Aim: Check every line below for the word "XXXX" and copy the ones that have it.

Exercise material:
↓↓↓

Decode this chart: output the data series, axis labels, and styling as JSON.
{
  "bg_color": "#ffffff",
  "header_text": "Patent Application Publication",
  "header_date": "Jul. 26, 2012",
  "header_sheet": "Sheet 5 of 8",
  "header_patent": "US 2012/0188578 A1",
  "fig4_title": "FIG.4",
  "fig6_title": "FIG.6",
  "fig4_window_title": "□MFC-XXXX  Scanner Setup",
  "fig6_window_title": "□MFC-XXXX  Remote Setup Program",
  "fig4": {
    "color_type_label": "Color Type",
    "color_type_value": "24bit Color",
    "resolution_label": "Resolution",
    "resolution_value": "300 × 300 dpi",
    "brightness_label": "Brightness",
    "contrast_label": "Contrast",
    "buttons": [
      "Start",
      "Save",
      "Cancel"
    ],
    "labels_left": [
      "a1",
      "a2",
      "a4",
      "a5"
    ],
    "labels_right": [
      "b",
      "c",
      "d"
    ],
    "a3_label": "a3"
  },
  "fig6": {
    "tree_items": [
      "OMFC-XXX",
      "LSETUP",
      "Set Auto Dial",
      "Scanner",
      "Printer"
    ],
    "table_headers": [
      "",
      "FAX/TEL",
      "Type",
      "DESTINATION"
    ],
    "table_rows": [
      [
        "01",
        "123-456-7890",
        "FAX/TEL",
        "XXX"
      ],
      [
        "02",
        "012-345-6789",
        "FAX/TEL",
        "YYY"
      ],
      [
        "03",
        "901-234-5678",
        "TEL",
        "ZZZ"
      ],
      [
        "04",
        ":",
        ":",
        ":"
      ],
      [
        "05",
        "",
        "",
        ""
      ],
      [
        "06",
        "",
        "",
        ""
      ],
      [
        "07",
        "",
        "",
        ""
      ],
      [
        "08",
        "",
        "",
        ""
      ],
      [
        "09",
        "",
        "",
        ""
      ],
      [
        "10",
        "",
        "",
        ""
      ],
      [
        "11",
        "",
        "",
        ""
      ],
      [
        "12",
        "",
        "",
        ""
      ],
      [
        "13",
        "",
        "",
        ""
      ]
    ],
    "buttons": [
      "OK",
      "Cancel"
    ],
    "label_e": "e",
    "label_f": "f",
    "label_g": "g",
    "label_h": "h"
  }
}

↑↑↑

Expected answer:
  "fig4_window_title": "□MFC-XXXX  Scanner Setup",
  "fig6_window_title": "□MFC-XXXX  Remote Setup Program",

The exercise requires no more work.